## [Given instruction]
Search the records for "name" and copy each line that holds it.

## [Supplied information]
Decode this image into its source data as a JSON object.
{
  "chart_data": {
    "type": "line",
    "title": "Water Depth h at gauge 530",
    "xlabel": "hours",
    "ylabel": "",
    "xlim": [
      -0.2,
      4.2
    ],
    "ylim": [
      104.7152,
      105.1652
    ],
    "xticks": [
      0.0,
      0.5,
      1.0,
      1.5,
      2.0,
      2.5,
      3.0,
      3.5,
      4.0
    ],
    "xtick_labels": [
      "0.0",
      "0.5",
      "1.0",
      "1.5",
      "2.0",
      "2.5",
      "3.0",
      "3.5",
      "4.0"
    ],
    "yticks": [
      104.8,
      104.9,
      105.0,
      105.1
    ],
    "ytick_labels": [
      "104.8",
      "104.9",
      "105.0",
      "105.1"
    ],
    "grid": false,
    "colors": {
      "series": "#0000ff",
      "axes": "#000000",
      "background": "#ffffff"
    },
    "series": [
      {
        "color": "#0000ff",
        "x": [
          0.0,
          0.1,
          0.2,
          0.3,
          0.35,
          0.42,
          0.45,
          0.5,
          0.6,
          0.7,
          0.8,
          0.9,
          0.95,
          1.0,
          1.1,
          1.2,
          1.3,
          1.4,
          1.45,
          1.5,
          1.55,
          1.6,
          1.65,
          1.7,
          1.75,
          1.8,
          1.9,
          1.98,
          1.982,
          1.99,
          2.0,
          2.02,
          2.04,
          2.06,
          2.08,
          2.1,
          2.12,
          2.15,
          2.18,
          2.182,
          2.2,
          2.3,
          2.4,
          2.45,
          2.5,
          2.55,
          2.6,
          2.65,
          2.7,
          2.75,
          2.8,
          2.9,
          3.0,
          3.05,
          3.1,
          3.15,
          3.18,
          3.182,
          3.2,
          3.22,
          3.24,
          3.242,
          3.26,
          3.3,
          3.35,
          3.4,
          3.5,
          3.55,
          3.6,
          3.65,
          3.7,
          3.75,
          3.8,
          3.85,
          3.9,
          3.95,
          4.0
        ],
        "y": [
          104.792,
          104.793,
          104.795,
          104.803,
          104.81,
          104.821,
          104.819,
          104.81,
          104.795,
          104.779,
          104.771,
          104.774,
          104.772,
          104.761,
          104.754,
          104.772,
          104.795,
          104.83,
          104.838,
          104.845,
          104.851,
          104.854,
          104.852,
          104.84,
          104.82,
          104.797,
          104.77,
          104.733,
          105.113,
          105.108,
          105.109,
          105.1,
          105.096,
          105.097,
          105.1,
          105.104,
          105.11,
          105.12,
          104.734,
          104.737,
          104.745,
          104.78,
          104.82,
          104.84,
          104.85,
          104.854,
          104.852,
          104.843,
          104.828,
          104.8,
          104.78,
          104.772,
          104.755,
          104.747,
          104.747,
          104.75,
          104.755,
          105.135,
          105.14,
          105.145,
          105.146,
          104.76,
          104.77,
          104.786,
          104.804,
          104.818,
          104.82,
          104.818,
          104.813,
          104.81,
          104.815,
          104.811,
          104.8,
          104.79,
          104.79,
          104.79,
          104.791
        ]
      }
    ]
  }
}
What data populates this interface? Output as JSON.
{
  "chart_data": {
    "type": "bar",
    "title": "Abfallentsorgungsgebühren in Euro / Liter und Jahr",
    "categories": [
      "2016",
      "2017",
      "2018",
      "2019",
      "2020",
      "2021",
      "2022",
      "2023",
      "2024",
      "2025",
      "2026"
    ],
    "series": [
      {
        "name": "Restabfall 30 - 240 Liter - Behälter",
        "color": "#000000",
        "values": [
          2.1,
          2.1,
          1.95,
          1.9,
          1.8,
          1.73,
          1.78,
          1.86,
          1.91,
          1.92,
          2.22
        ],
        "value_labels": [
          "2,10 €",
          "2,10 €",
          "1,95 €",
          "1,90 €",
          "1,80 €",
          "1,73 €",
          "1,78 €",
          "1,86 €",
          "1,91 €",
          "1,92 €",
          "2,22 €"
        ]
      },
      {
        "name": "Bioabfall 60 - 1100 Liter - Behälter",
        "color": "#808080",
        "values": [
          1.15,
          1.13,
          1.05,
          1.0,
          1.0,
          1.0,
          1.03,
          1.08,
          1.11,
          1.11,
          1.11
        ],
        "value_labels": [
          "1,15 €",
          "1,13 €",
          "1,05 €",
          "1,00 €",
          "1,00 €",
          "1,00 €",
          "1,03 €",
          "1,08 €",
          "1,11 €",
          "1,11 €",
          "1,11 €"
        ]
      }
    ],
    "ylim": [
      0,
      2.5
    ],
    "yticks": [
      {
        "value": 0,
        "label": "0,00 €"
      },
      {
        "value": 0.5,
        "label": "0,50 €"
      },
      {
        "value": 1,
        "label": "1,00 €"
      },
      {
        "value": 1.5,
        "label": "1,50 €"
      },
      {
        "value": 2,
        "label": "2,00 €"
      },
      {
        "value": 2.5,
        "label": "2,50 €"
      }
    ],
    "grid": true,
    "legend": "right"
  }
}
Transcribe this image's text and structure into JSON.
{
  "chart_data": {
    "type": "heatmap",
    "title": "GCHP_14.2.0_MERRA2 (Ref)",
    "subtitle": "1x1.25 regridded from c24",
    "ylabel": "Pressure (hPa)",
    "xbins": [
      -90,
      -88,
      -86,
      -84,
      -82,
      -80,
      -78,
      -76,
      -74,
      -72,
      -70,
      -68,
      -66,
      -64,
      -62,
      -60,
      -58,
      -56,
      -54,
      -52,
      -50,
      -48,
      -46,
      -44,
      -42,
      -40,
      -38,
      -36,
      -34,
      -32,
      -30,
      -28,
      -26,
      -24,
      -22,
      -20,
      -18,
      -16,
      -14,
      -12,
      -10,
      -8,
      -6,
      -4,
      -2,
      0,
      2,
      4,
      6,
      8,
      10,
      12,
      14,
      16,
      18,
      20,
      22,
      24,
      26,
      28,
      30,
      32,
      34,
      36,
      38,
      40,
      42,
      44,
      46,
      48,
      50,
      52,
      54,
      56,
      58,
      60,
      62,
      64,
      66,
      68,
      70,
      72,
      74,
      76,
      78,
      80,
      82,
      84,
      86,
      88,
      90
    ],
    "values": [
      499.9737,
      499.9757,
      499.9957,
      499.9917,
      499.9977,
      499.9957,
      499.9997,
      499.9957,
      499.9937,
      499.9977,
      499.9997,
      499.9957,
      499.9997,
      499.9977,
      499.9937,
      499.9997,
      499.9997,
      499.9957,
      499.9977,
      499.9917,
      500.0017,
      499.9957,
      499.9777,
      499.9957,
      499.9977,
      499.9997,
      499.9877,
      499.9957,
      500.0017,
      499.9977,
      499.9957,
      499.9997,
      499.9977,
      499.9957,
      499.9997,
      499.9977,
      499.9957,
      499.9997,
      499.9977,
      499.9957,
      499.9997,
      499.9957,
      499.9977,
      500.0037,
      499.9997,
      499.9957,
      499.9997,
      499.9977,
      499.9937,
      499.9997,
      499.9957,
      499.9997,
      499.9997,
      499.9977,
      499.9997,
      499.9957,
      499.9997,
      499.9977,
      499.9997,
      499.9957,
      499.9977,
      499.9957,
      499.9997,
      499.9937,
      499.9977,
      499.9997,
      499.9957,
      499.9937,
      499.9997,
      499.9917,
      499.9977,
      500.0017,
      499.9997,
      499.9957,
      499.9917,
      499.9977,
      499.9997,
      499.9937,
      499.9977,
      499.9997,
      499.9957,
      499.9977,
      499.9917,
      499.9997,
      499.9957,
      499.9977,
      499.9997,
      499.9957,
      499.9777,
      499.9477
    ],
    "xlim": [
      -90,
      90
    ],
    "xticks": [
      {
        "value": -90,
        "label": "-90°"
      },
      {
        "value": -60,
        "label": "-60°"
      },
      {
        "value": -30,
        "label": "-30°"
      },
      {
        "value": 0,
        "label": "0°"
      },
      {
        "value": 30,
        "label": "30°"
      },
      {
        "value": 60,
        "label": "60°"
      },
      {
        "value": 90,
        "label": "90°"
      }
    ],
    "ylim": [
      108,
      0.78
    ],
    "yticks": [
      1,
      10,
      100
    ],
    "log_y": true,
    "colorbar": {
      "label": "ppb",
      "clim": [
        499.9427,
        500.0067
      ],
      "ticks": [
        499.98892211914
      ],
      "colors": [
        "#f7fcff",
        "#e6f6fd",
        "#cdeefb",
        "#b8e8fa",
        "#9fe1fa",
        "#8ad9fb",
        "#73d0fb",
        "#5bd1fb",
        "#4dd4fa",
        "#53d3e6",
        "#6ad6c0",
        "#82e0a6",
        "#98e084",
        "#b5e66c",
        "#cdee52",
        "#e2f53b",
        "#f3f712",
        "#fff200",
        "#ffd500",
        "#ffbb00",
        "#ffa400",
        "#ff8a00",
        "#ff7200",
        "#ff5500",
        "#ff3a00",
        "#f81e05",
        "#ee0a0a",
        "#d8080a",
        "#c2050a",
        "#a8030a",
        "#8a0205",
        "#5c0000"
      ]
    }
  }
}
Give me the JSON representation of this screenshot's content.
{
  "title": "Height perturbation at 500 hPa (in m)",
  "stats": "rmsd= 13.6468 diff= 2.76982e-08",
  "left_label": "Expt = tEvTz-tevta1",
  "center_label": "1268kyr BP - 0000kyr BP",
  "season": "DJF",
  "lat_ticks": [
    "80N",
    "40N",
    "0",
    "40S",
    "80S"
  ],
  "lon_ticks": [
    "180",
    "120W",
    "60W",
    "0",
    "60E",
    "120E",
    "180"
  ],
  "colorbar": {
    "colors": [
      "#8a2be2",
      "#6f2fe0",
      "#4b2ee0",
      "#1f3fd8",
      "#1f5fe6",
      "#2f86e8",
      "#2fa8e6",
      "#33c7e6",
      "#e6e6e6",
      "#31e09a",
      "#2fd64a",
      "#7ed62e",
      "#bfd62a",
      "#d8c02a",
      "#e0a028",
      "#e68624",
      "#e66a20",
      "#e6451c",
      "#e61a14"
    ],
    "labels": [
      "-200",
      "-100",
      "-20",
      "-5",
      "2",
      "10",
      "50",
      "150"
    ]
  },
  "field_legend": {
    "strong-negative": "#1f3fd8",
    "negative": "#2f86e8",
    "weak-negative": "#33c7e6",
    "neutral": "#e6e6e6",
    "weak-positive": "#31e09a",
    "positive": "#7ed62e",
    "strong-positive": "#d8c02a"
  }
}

## [Solution to the exercise]
        "name": "Restabfall 30 - 240 Liter - Behälter",
        "name": "Bioabfall 60 - 1100 Liter - Behälter",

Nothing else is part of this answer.